→ **Stored entries**
--- Begin ---

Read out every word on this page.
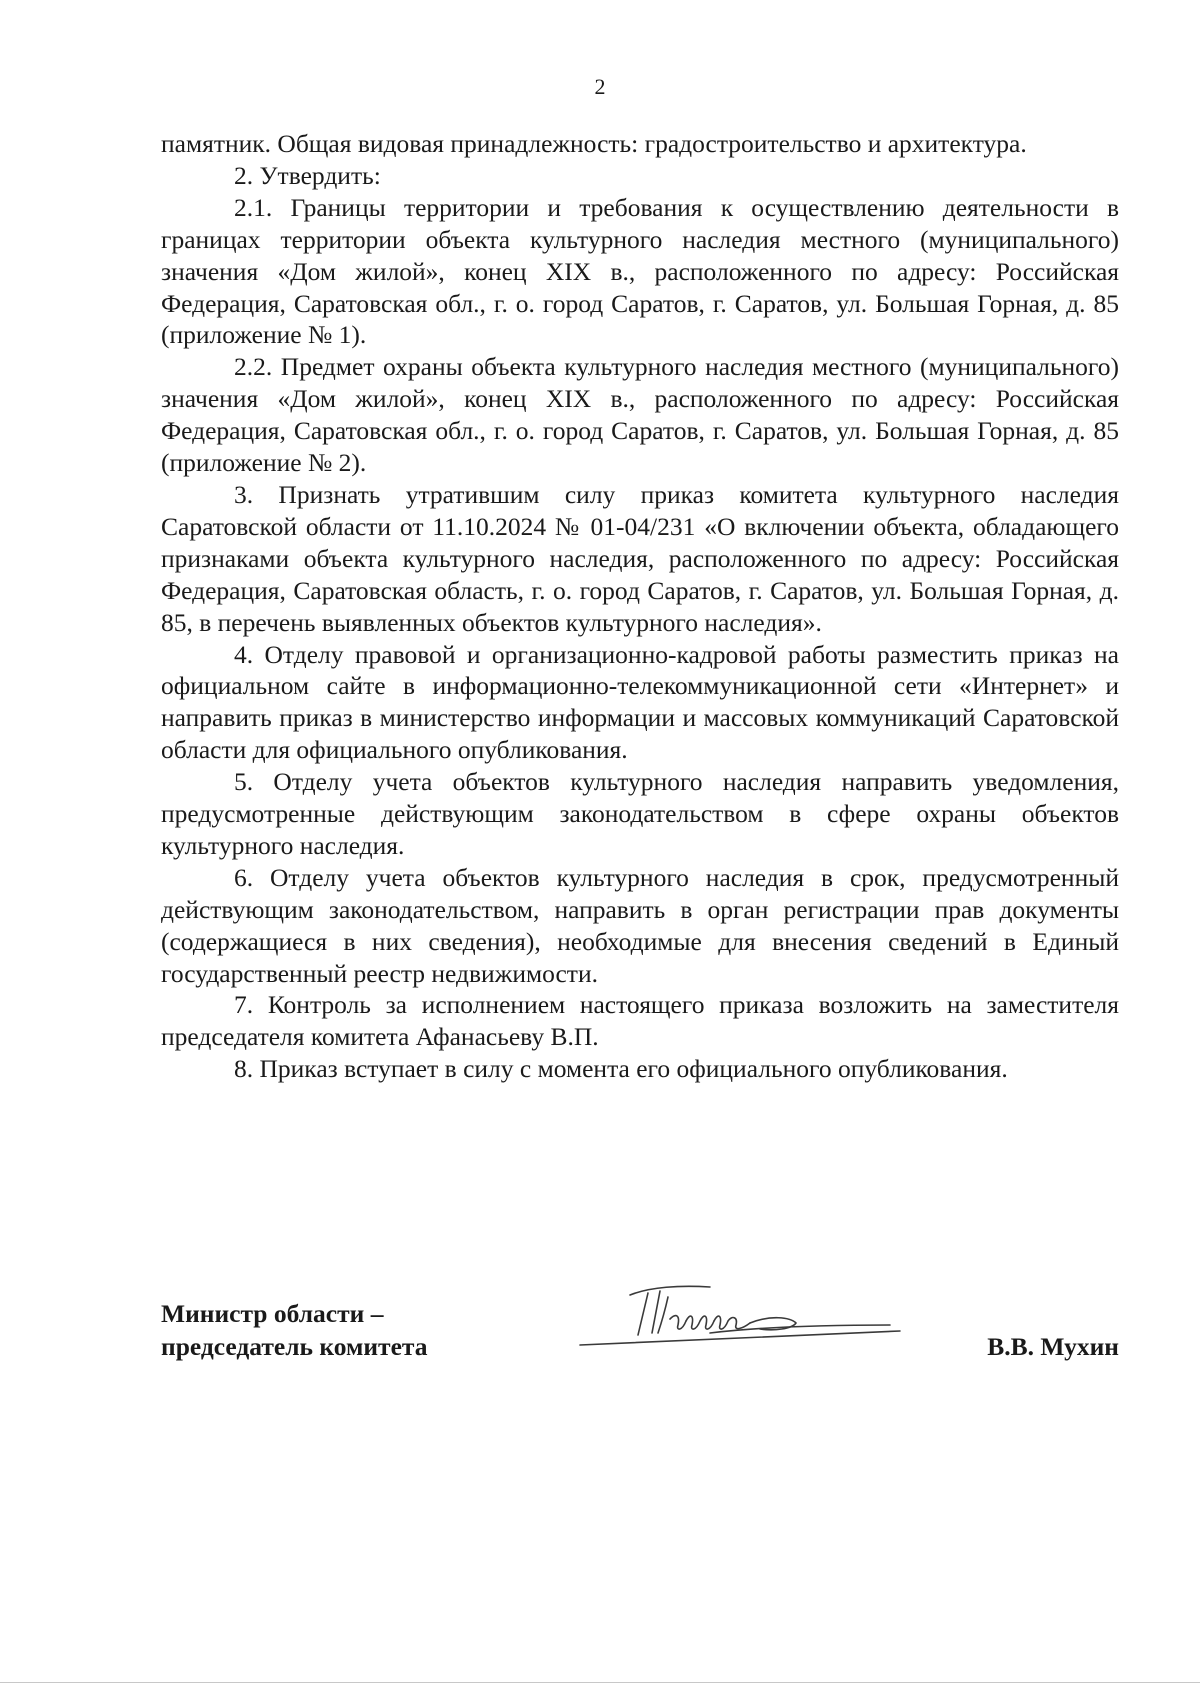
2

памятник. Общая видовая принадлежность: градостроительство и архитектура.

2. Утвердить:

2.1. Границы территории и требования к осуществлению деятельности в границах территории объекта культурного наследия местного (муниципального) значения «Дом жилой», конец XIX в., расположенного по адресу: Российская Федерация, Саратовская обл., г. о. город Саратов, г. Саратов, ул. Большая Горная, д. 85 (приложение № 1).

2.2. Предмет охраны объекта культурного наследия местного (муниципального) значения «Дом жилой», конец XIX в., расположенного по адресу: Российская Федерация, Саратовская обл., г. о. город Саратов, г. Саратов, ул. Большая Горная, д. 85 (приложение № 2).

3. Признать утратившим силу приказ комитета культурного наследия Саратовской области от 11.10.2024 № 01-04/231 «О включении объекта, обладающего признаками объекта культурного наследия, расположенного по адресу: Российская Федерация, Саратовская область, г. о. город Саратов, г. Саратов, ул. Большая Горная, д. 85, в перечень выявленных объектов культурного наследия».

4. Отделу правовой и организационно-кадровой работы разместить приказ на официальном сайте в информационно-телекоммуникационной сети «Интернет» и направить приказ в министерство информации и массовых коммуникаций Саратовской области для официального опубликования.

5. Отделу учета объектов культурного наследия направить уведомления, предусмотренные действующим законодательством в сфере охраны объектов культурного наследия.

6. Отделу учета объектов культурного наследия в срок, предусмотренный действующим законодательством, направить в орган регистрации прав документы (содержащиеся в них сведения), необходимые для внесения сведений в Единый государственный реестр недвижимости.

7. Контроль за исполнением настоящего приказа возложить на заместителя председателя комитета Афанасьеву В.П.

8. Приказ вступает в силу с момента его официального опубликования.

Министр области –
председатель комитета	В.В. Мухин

--- End ---

→ **SET EXERCISE**
Repeat the preceding records precisely, and leave every picture out of the copy.

→ **TASK SOLUTION**
Read out every word on this page.
2

памятник. Общая видовая принадлежность: градостроительство и архитектура.

2. Утвердить:

2.1. Границы территории и требования к осуществлению деятельности в границах территории объекта культурного наследия местного (муниципального) значения «Дом жилой», конец XIX в., расположенного по адресу: Российская Федерация, Саратовская обл., г. о. город Саратов, г. Саратов, ул. Большая Горная, д. 85 (приложение № 1).

2.2. Предмет охраны объекта культурного наследия местного (муниципального) значения «Дом жилой», конец XIX в., расположенного по адресу: Российская Федерация, Саратовская обл., г. о. город Саратов, г. Саратов, ул. Большая Горная, д. 85 (приложение № 2).

3. Признать утратившим силу приказ комитета культурного наследия Саратовской области от 11.10.2024 № 01-04/231 «О включении объекта, обладающего признаками объекта культурного наследия, расположенного по адресу: Российская Федерация, Саратовская область, г. о. город Саратов, г. Саратов, ул. Большая Горная, д. 85, в перечень выявленных объектов культурного наследия».

4. Отделу правовой и организационно-кадровой работы разместить приказ на официальном сайте в информационно-телекоммуникационной сети «Интернет» и направить приказ в министерство информации и массовых коммуникаций Саратовской области для официального опубликования.

5. Отделу учета объектов культурного наследия направить уведомления, предусмотренные действующим законодательством в сфере охраны объектов культурного наследия.

6. Отделу учета объектов культурного наследия в срок, предусмотренный действующим законодательством, направить в орган регистрации прав документы (содержащиеся в них сведения), необходимые для внесения сведений в Единый государственный реестр недвижимости.

7. Контроль за исполнением настоящего приказа возложить на заместителя председателя комитета Афанасьеву В.П.

8. Приказ вступает в силу с момента его официального опубликования.

Министр области –
председатель комитета	В.В. Мухин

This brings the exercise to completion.